> WORK TO COMPLETE
Repeat every record below exactly, omitting any pictures.
──────── EXCERPTED DATA ────────
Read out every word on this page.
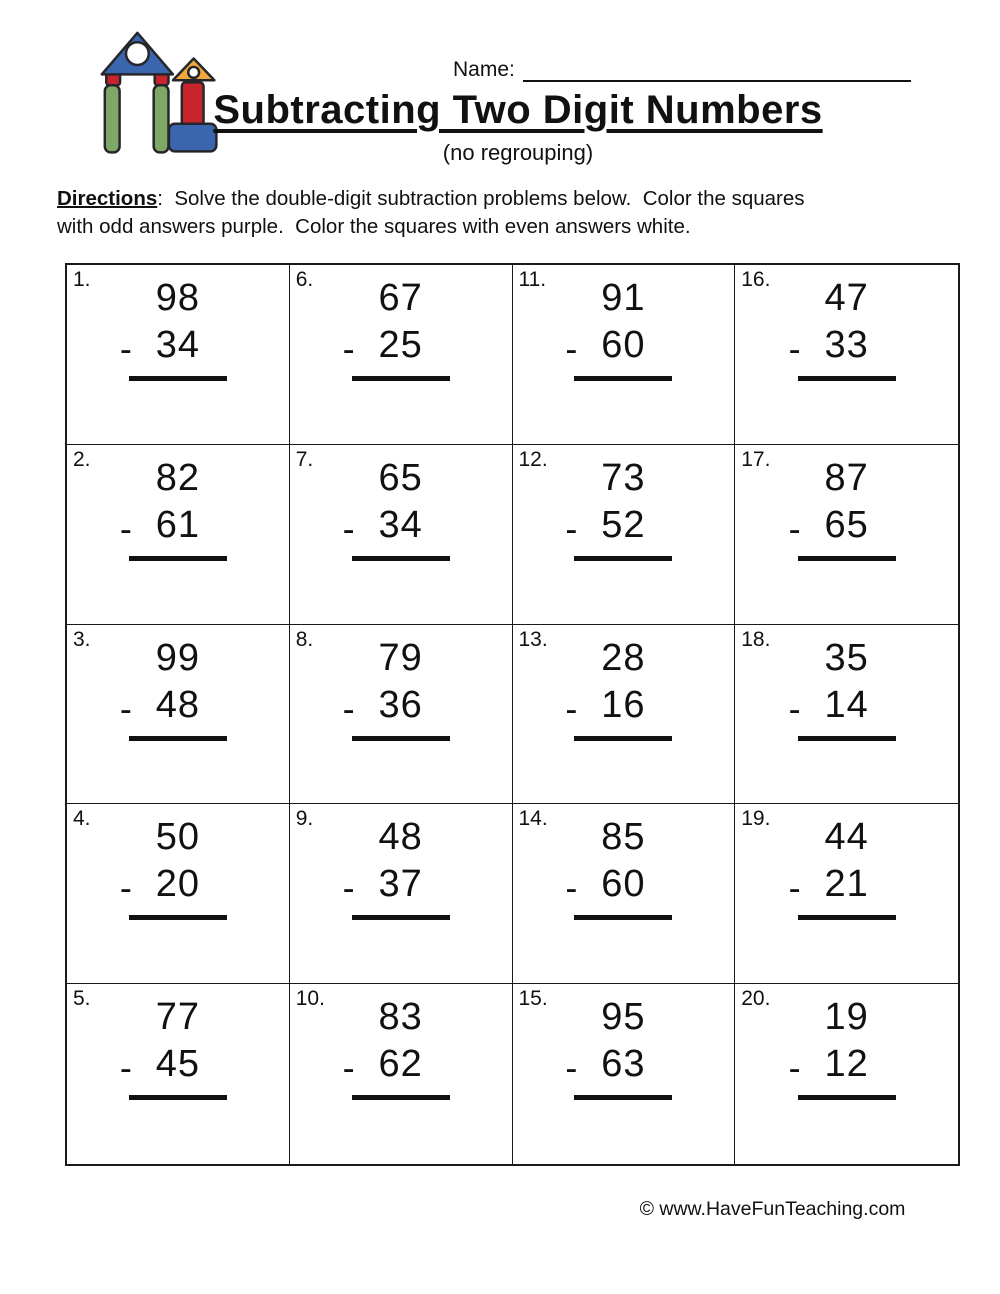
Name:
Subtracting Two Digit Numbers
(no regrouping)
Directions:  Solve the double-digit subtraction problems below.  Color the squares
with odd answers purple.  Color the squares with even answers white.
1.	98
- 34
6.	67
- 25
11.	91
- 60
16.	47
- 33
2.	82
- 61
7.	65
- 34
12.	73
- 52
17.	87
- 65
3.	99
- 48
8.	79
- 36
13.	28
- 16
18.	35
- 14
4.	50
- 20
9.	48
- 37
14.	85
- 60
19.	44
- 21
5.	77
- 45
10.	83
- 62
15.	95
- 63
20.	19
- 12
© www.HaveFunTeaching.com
────────
> RESPONSE TO THE EXERCISE
Read out every word on this page.
Name:
Subtracting Two Digit Numbers
(no regrouping)
Directions:  Solve the double-digit subtraction problems below.  Color the squares
with odd answers purple.  Color the squares with even answers white.
1.	98
- 34
6.	67
- 25
11.	91
- 60
16.	47
- 33
2.	82
- 61
7.	65
- 34
12.	73
- 52
17.	87
- 65
3.	99
- 48
8.	79
- 36
13.	28
- 16
18.	35
- 14
4.	50
- 20
9.	48
- 37
14.	85
- 60
19.	44
- 21
5.	77
- 45
10.	83
- 62
15.	95
- 63
20.	19
- 12
© www.HaveFunTeaching.com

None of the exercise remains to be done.